[Stored items]
────────────────────────────────────────

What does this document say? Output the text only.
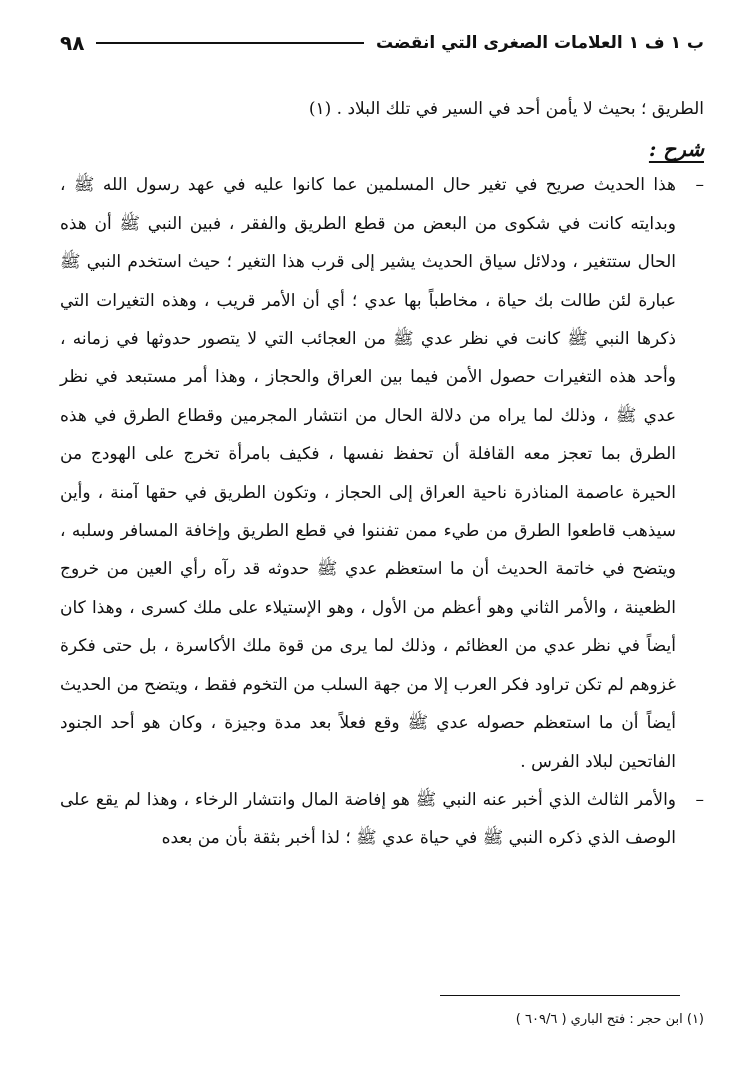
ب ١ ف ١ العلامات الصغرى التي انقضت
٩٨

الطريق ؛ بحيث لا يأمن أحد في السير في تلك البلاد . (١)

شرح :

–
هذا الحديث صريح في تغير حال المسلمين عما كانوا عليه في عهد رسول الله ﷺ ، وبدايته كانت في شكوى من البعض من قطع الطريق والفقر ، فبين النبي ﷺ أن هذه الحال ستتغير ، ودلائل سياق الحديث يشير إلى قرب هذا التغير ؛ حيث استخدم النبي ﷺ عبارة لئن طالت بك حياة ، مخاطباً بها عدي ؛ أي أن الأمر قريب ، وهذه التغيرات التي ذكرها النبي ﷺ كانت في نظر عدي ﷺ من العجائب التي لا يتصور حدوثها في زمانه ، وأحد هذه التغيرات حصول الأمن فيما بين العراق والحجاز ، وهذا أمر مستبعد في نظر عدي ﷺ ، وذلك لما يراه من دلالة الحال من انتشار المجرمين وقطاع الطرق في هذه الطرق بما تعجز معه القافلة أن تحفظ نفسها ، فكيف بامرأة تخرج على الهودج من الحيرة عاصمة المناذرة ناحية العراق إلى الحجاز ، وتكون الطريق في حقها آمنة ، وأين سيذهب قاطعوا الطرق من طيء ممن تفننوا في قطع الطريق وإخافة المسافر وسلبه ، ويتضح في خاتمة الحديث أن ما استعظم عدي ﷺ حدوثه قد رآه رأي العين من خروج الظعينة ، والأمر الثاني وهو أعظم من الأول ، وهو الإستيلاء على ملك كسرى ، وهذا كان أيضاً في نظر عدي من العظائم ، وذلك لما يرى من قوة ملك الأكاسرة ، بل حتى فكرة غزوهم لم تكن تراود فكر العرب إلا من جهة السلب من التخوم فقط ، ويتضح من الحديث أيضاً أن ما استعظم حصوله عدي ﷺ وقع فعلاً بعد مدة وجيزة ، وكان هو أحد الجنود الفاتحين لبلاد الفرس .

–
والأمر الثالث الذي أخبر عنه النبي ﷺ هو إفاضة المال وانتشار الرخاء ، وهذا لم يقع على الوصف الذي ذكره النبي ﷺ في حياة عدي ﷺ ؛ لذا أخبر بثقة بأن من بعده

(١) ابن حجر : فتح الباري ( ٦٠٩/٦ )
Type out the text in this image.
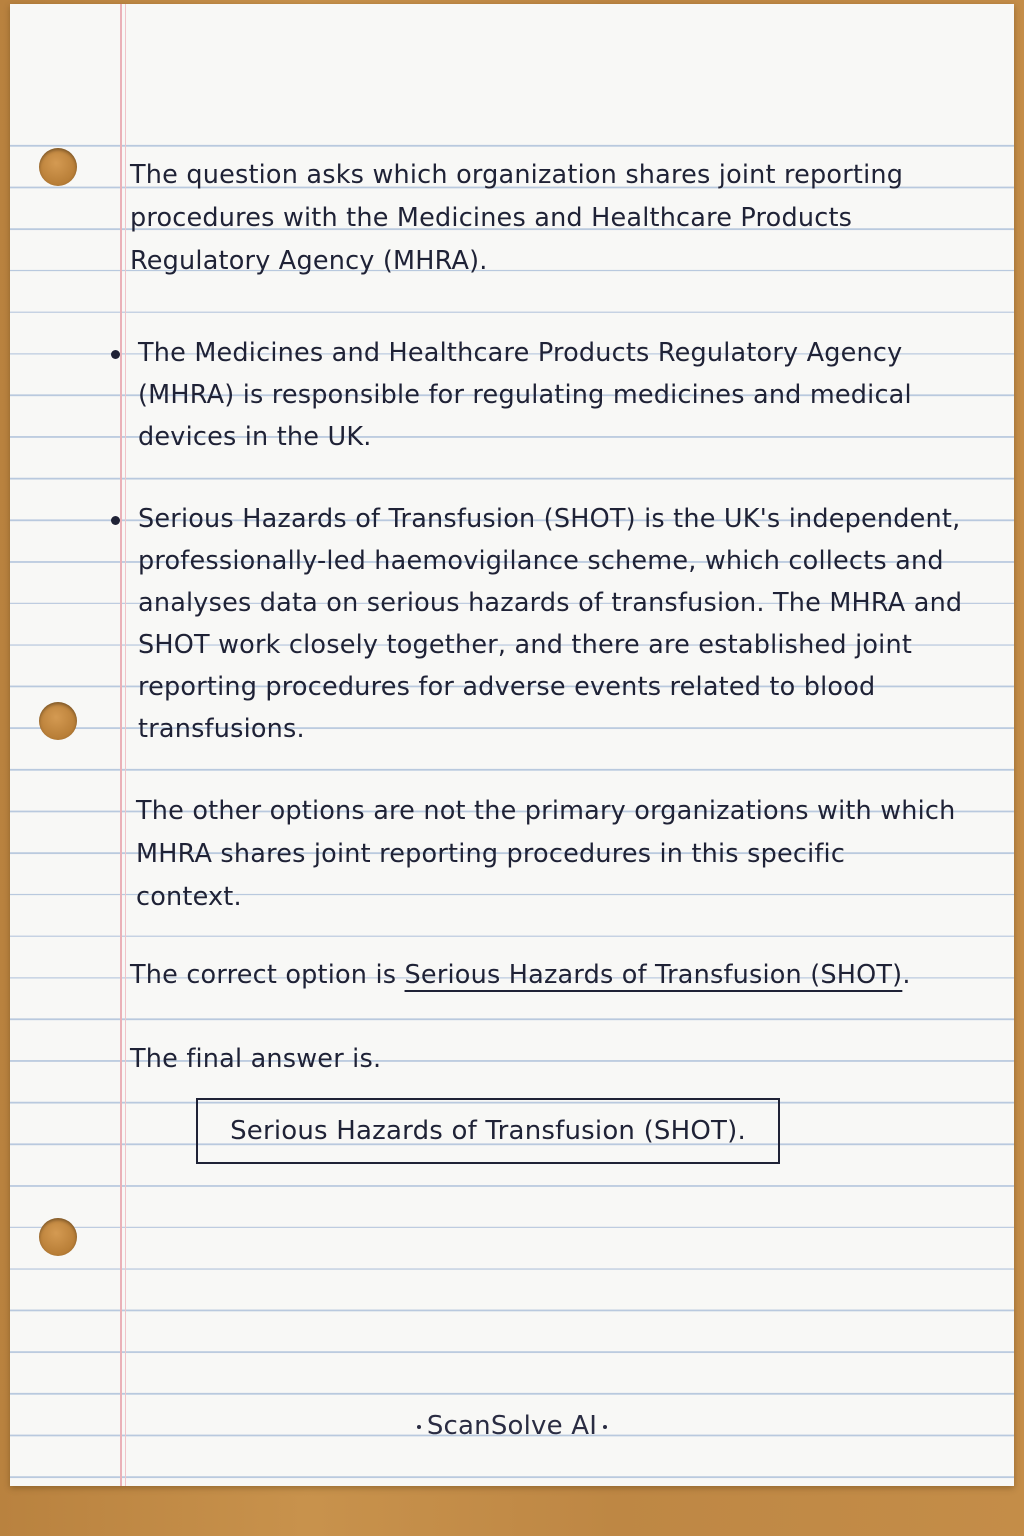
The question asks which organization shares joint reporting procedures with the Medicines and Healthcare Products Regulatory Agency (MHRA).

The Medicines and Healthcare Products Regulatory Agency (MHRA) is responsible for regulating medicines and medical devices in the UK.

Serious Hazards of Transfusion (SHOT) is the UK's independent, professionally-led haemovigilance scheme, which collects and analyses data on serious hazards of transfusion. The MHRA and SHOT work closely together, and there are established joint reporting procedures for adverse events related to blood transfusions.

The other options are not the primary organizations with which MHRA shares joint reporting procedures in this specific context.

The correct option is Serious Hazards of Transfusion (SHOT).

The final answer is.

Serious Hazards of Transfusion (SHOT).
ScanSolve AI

────────────────────────────────────────

■ **Problem to solve**:
Across the preceding material, how many lines contain the word "Medicines"? State the number alone.

■ **Answer to the problem**:
2